**Document source**:
++++++++

Le conteneur à déchets placé à l’arrière de la pizzeria gastronomique Chic Alors ! est bien petit. Sa modeste dimension ne pose toutefois pas problème, puisque presque rien n’y est jeté. Croûtes de pizza, restes de pâtes, serviettes souillées, cannettes vides : 98,5 % des résidus générés par le restaurant sont recyclés ou compostés.
Le propriétaire de l’établissement, Hugues Philippin, économise 18 000 $ en frais de collecte d’ordures chaque année. Si ses économies sont aussi impressionnantes, c’est que son commerce est situé à Québec, une ville où l’enlèvement des ordures est très coûteux pour les entreprises et les institutions (au-delà de 220 $/tonne) par rapport à celui, moins cher, des matières recyclables et organiques.

++++++++

Entrées d'éléments de mise en page
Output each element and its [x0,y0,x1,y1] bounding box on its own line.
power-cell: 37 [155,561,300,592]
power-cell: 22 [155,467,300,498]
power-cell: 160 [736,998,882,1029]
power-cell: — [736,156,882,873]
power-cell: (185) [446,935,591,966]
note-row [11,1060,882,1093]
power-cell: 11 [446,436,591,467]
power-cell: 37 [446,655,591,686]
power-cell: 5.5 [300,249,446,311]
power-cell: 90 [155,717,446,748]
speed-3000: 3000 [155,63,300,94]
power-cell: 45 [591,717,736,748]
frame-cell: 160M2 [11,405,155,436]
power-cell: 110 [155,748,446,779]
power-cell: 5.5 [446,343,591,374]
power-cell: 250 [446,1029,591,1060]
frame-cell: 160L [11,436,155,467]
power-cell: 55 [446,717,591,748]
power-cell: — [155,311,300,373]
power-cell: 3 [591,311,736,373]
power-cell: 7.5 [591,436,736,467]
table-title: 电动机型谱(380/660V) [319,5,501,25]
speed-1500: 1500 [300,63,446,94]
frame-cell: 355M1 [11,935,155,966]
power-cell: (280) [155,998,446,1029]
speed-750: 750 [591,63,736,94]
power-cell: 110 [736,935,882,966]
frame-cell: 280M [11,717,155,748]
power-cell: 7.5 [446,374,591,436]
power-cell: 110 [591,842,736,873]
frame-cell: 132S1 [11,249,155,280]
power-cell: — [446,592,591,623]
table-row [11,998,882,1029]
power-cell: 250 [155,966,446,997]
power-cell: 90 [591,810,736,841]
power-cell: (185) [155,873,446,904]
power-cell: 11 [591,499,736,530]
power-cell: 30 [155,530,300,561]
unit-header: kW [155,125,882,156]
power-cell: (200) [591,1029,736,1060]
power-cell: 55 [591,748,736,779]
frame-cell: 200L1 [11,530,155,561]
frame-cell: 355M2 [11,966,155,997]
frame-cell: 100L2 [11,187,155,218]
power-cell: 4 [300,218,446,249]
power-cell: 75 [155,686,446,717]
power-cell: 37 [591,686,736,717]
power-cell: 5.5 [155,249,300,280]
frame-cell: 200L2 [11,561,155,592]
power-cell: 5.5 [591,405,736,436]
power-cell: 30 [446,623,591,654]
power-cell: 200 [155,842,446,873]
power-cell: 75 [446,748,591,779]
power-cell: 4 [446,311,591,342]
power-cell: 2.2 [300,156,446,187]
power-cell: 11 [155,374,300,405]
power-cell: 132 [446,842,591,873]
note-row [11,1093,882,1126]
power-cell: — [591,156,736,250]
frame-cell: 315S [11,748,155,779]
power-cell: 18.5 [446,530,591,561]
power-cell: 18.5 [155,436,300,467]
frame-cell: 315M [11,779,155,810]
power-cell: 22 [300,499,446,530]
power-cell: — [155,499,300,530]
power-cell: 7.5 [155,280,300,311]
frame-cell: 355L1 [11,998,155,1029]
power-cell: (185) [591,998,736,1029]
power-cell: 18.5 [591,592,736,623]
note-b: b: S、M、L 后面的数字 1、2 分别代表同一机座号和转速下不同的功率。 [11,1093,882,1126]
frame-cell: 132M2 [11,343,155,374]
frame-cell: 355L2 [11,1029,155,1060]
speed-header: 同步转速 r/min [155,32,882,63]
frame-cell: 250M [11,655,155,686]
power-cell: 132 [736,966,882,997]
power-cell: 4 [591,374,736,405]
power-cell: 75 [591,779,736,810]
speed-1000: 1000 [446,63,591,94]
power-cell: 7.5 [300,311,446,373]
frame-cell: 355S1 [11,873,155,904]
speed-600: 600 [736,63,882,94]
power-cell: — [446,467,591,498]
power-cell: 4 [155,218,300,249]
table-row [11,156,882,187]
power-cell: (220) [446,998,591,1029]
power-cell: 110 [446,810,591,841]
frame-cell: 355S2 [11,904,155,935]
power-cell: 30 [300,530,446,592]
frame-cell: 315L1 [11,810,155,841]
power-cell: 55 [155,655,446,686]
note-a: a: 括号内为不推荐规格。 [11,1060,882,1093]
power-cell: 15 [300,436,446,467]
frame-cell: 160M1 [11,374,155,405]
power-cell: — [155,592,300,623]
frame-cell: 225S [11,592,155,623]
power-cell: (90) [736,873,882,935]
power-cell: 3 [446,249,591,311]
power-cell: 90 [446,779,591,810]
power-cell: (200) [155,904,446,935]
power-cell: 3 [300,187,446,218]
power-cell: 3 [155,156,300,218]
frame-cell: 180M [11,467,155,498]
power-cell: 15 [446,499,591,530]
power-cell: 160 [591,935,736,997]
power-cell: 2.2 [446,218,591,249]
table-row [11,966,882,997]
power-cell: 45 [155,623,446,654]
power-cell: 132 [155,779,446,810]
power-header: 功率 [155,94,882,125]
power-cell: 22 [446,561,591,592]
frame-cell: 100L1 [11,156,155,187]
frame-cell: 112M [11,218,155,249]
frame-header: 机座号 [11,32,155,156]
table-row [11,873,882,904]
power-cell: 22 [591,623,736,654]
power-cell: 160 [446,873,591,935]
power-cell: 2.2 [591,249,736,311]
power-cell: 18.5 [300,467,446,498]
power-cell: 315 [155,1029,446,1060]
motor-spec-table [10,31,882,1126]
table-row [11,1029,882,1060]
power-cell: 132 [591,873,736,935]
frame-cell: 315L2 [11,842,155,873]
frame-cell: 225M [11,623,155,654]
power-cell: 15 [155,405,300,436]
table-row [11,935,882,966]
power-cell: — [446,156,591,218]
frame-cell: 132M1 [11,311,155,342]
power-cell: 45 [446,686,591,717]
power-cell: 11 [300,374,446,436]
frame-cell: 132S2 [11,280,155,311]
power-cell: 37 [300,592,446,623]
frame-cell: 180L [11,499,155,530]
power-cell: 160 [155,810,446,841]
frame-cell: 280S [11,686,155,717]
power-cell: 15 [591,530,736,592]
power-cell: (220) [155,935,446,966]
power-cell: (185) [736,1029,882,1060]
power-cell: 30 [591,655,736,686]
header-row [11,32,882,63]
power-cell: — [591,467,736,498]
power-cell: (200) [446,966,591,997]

++++++++

**Énoncé 1**: Dans le texte sur la pizzeria Chic Alors !, récrivez plus brièvement le paragraphe qui commence par « Le propriétaire de l’établissement ». Gardez-en les faits essentiels.
**Énoncé 2**: Poursuivez le texte sur la pizzeria Chic Alors ! à partir de sa dernière phrase.

**Réponse finale 1**: Hugues Philippin, propriétaire du restaurant, économise chaque année 18 000 $ en frais de collecte d’ordures. Ces économies tiennent à l’emplacement du commerce à Québec. Dans cette ville, l’enlèvement des ordures coûte très cher aux entreprises et aux institutions (plus de 220 $/tonne). Celui des matières recyclables et organiques y est moins cher.

**Réponse finale 2**:
Pour les gestionnaires des ICI de la Capitale-Nationale, réclamer le transport de lourdes quantités de détritus plusieurs fois par mois n’est pas rentable, puisque la municipalité facture au poids et au nombre de levées. « En sortant de la poubelle tout ce qui peut être ramassé gratuitement ou à moindre coût, on évite des dépenses inutiles », résume Hugues Philippin.
Du cas par cas
Dans d’autres municipalités du Québec, le calcul est beaucoup moins évident. « À Montréal, par exemple, les tarifs d’enfouissement sont très bas, ce qui rend les options de récupération moins avantageuses », explique l’expert-conseil en gestion de matières résiduelles Mathieu Painchaud-April, qui dirige l’un des bureaux de la firme Chamard stratégies environnementales. Dans plusieurs régions, le coût du recyclage et du compostage est similaire, voire supérieur à celui de l’enfouissement.
L’enseignant à l’École de tourisme, d’hôtellerie et de restauration de Mérici Christian Latour et Mathieu Painchaud-April s’accordent sur un point : il n’existe aucune règle d’or dictant la rentabilité d’une gestion résiduelle écoresponsable. « Dans une même agglomération urbaine, sur une même avenue, les structures de coûts sont multiples, et les services offerts diffèrent, rappelle le premier. À Montréal, rue Sainte-Catherine, les mêmes pratiques environnementales entraînent des gains dissemblables d’ouest en est », ajoute-t-il.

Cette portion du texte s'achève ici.